Supplied entries =
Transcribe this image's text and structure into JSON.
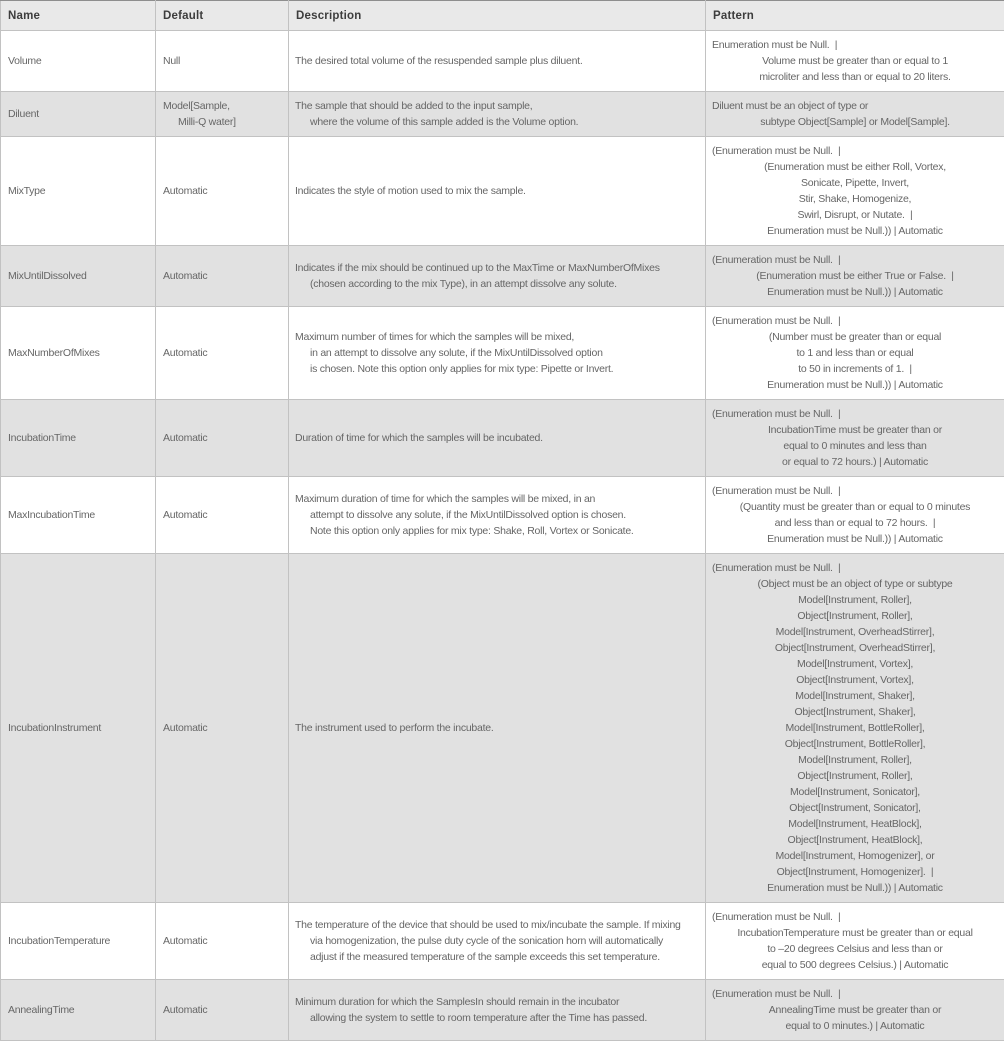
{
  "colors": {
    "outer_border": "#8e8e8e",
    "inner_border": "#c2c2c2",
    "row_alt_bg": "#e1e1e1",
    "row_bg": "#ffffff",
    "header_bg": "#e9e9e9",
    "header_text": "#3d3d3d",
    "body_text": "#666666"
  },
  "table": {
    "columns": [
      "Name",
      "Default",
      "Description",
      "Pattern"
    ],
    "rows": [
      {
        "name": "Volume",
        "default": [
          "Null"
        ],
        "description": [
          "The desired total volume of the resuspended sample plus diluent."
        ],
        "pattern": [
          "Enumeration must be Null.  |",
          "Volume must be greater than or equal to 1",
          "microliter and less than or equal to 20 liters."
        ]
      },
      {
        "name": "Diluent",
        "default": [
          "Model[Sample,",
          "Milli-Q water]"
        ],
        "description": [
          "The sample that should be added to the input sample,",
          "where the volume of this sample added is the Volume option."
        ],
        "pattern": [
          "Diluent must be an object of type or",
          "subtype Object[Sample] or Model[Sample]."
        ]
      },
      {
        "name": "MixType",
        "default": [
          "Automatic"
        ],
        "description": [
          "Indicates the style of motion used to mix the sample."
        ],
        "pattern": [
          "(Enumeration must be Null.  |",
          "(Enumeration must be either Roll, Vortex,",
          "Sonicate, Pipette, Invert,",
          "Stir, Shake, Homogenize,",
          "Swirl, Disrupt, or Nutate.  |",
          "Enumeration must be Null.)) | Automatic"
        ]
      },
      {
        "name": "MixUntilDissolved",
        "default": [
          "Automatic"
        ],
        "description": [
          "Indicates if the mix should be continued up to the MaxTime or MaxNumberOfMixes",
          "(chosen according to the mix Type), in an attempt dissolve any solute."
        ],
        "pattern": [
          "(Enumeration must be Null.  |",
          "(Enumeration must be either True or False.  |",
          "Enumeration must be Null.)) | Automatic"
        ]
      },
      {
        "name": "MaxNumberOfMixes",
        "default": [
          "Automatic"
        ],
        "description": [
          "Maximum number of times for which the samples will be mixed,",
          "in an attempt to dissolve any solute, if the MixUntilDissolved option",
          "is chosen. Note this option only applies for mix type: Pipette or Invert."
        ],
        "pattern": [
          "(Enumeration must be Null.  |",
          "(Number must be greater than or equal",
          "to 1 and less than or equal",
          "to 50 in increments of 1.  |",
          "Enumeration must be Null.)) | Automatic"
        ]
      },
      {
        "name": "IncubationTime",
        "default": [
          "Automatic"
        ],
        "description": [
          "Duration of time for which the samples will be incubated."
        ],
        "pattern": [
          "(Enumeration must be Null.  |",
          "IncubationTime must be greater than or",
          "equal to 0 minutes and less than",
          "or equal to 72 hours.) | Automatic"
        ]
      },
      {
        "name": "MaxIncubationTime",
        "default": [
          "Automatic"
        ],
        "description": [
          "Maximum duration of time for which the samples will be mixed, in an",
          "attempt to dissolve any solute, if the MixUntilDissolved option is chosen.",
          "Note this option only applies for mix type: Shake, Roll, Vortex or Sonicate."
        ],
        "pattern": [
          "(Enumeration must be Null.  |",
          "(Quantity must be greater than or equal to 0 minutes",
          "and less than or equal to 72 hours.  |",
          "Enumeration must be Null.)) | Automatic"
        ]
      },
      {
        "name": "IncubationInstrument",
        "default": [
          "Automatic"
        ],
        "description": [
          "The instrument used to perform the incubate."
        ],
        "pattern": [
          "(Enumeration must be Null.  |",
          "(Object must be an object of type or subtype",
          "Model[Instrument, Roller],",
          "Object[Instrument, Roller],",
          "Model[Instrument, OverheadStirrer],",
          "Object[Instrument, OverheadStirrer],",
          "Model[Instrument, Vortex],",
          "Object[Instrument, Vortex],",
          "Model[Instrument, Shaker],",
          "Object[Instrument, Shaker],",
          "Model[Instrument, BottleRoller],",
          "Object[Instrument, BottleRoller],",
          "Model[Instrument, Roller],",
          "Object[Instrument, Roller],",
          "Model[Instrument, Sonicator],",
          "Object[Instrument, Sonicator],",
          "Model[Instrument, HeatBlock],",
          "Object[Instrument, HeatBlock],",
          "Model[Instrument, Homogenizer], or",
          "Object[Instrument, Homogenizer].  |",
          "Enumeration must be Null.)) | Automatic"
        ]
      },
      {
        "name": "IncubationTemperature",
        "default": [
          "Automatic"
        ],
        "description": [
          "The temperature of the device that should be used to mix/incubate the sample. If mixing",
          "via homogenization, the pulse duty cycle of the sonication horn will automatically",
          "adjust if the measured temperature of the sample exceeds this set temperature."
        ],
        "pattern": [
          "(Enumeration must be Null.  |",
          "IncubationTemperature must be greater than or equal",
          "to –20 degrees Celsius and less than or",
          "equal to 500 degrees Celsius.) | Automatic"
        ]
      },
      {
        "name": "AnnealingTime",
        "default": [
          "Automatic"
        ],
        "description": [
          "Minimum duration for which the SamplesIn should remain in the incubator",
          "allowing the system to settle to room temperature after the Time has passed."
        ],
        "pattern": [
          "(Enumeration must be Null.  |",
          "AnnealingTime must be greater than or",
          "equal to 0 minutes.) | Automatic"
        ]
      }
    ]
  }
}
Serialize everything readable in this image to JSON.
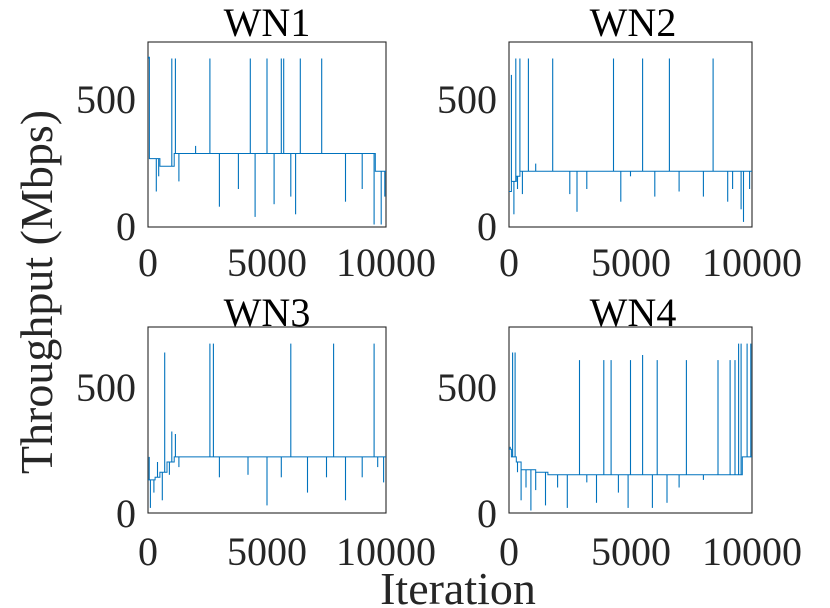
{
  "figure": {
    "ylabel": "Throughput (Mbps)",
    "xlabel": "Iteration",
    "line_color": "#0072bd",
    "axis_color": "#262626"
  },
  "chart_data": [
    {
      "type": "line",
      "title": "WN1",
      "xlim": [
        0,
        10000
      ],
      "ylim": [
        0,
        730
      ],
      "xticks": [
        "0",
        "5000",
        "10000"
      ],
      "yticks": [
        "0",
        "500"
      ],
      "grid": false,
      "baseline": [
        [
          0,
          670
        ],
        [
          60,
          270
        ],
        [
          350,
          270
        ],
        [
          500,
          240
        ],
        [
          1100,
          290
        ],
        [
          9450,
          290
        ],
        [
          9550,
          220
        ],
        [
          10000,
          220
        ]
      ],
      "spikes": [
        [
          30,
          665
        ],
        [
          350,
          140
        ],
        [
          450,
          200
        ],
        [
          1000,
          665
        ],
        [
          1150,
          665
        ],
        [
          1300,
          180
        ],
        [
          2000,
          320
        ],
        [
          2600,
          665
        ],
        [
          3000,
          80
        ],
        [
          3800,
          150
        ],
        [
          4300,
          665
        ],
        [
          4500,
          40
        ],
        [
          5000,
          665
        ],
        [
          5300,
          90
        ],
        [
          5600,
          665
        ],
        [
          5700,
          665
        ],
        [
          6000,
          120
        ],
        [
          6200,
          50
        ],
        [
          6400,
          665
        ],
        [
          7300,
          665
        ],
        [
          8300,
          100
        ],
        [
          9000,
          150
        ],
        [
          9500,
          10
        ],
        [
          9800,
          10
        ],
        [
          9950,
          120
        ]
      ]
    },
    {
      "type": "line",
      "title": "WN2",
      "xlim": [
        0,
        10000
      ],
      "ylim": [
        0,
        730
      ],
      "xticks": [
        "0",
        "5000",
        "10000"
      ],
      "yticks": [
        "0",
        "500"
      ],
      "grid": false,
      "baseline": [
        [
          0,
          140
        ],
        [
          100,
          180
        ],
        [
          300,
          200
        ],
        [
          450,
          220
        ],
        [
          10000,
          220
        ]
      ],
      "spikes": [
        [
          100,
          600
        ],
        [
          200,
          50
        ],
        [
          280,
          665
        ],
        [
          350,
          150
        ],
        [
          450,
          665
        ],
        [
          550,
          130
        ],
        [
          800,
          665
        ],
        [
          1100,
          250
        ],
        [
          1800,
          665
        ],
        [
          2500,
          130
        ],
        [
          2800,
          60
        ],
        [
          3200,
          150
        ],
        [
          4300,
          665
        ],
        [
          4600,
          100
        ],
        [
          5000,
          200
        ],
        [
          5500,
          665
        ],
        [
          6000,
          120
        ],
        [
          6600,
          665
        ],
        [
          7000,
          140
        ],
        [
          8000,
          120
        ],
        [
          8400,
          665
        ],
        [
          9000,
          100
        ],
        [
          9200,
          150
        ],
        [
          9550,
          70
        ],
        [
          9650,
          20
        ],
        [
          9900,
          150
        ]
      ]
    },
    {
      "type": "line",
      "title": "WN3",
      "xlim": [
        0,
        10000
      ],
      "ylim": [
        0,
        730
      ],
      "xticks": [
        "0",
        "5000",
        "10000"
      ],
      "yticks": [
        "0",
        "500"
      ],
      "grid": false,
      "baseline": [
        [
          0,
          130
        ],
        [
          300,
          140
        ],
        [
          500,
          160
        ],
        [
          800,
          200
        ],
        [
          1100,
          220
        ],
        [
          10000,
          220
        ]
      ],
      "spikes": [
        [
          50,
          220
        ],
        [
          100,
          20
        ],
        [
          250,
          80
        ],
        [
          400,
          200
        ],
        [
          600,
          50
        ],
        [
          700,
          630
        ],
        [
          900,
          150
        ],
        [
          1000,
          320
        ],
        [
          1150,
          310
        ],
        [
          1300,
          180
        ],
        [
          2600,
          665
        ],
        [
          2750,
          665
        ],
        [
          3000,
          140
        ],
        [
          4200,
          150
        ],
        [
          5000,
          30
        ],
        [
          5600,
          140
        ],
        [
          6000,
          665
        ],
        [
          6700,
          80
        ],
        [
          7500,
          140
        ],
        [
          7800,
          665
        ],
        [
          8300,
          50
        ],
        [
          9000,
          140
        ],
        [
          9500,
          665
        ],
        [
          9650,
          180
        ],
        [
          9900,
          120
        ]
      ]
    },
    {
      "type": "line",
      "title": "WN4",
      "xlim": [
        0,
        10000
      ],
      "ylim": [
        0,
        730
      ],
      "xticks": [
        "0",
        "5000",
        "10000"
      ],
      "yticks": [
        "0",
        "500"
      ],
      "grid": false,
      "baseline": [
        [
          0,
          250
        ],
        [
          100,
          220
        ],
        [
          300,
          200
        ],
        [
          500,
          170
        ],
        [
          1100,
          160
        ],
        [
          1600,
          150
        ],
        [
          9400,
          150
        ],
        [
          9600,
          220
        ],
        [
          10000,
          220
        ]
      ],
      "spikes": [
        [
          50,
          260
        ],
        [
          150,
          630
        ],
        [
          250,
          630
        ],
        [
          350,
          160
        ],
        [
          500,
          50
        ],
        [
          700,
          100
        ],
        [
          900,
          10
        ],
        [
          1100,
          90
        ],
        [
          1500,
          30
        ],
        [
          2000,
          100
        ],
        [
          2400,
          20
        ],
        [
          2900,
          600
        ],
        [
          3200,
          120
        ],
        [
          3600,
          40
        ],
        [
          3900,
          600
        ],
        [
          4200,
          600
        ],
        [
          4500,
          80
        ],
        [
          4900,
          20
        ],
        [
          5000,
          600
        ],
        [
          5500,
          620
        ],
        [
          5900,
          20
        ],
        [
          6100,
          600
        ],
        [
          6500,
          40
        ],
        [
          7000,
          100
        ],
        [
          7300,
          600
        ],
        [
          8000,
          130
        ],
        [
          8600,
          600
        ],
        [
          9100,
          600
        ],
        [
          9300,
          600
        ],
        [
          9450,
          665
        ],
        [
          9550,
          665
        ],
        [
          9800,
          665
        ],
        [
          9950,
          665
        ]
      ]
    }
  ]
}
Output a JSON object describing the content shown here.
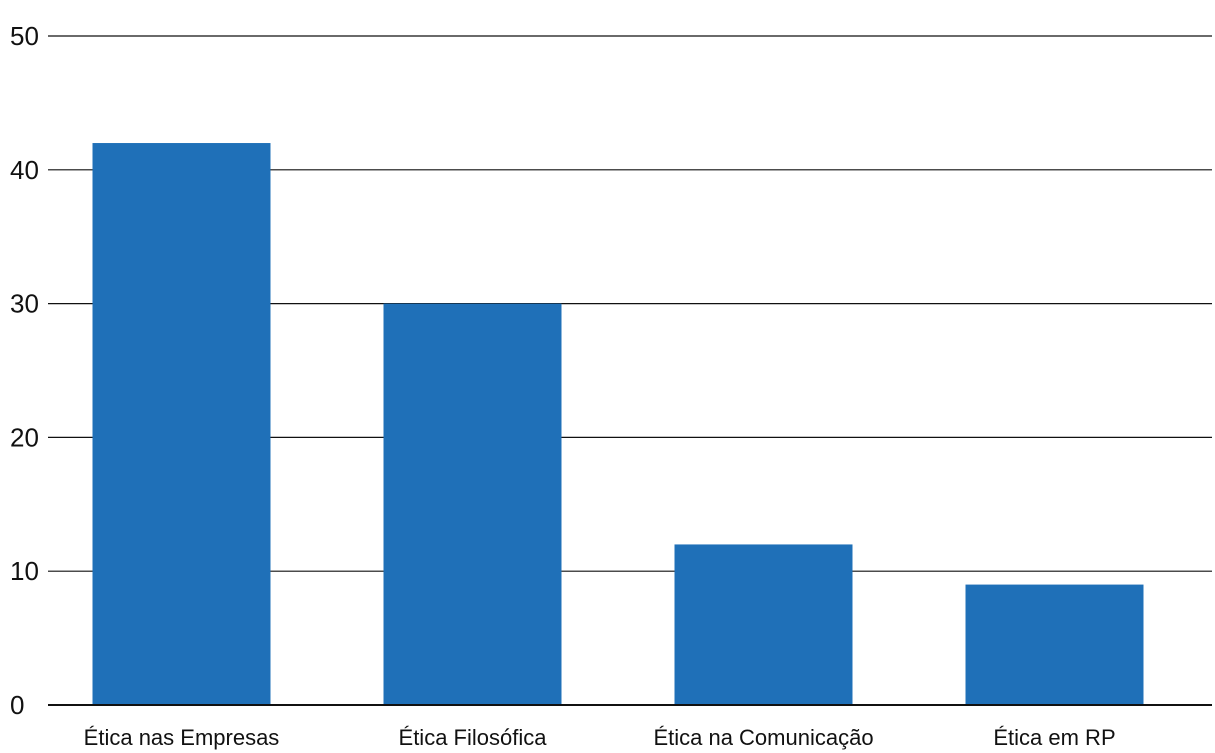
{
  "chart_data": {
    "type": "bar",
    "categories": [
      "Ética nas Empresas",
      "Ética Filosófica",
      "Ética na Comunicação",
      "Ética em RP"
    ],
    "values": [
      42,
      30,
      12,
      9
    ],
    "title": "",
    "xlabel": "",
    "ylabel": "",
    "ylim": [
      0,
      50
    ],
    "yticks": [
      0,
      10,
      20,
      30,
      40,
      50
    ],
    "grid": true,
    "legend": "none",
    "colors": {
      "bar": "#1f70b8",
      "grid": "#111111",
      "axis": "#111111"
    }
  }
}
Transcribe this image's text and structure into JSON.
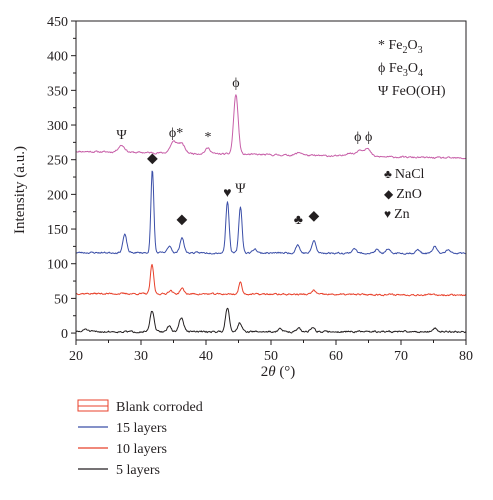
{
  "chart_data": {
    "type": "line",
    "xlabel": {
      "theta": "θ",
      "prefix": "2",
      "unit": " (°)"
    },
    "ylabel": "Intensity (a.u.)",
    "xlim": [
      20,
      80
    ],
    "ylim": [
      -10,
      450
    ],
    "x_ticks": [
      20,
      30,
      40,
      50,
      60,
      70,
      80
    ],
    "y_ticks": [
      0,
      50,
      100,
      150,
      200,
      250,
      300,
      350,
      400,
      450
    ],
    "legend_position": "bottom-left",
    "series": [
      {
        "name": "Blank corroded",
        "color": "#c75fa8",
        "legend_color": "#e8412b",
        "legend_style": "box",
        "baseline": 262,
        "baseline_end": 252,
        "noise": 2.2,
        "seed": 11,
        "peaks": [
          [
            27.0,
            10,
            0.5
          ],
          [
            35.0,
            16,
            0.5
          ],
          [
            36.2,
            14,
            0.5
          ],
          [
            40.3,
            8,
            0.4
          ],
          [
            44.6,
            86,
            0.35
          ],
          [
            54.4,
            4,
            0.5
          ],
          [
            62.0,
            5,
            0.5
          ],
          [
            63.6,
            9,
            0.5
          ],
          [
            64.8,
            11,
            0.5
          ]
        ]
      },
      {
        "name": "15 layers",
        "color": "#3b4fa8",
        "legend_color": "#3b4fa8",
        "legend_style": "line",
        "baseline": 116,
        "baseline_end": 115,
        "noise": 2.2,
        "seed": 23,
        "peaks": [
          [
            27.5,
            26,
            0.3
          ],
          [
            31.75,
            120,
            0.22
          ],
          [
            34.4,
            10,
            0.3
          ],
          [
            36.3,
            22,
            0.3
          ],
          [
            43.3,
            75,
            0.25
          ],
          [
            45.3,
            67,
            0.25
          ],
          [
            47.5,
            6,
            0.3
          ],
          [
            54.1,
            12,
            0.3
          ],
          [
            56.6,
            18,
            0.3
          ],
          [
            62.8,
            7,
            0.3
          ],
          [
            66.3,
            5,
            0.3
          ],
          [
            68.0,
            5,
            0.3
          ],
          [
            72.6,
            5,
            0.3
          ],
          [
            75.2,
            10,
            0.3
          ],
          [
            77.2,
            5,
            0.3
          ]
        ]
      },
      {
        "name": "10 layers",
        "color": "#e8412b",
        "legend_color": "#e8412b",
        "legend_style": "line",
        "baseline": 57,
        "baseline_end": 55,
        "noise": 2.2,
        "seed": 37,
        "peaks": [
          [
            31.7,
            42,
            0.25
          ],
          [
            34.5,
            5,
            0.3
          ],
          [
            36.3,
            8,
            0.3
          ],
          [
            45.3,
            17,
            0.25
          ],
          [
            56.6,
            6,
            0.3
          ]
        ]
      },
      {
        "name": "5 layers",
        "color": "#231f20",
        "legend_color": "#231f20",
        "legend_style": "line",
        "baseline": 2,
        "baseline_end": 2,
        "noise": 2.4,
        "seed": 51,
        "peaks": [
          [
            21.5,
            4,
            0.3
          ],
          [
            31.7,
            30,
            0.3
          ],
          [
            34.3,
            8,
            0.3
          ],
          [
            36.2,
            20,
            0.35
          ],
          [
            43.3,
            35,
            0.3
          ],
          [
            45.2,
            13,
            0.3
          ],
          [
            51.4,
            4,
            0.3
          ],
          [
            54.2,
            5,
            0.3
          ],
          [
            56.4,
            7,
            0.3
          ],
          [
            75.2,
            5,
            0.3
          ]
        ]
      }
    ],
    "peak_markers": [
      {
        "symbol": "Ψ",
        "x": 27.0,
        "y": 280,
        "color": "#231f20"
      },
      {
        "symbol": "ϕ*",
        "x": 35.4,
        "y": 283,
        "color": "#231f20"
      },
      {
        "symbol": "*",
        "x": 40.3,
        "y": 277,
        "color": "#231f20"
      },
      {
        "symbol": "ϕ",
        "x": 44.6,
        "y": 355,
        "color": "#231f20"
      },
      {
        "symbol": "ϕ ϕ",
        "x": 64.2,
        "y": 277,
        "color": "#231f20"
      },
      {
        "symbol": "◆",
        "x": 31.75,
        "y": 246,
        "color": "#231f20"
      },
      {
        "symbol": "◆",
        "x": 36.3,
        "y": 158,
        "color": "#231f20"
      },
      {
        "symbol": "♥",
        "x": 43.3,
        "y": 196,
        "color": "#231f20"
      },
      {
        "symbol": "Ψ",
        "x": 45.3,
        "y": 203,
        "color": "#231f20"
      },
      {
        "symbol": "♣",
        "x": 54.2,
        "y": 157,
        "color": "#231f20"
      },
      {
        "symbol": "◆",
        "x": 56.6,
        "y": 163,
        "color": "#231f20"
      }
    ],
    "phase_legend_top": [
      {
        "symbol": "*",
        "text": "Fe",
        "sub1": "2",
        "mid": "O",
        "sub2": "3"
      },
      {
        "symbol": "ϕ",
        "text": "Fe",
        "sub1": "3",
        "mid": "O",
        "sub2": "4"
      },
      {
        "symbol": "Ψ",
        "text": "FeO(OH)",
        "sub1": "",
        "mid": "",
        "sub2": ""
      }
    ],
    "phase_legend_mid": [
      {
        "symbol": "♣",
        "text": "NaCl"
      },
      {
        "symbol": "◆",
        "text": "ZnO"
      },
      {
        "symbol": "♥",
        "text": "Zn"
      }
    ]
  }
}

Work to complete = Looking at the records above, work out how many lines include the word "will", then give that number by itself.

Output below = 4